§ **Exercise instructions**
Give the number of lines in the data that hold the string "Effective". Nothing else is needed.
━━ Dataset rows ━━
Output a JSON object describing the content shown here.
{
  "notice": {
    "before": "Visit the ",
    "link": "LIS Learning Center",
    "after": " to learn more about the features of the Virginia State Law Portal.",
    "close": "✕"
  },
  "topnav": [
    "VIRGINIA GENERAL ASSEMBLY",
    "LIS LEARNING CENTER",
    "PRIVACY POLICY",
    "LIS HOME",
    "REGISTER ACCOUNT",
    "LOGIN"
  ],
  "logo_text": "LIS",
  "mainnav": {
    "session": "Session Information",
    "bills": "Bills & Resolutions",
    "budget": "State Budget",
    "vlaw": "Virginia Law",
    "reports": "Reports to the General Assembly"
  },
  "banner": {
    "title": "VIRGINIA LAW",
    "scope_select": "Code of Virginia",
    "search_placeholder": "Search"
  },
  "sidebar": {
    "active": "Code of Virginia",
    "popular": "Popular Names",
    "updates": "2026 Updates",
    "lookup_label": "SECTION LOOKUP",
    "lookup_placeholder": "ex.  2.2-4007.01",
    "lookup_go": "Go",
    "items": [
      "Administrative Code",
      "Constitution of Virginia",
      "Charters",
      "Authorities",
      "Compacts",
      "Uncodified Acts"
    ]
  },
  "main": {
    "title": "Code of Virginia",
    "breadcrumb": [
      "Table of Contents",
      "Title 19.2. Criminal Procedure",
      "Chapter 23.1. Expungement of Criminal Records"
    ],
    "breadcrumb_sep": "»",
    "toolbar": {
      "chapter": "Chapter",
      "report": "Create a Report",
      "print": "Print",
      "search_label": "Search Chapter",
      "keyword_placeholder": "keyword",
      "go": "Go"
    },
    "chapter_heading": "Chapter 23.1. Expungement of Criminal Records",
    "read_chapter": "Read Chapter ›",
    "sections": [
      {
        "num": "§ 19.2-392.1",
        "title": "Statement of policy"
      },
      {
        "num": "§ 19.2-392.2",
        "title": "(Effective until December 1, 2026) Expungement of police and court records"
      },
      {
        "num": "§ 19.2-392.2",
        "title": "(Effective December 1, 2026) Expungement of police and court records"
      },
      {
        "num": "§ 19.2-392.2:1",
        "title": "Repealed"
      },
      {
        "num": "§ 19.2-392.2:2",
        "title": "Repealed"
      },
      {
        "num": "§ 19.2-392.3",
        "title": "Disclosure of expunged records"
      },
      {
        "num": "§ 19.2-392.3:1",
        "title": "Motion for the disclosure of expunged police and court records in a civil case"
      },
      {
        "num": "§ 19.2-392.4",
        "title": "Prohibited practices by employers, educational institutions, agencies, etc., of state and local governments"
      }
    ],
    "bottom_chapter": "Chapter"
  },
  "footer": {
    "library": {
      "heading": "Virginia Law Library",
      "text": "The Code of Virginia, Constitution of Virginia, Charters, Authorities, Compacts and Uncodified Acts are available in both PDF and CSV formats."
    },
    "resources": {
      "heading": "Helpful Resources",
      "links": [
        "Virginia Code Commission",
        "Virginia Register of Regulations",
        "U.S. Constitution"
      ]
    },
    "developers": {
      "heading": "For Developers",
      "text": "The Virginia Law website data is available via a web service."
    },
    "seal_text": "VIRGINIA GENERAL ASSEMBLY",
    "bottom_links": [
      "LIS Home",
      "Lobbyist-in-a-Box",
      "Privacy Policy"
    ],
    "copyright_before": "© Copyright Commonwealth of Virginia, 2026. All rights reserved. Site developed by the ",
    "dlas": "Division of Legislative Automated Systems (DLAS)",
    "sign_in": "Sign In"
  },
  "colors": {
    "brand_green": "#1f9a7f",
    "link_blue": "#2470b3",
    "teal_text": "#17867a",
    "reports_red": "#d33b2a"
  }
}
━━━
§ **Solution to this exercise**
2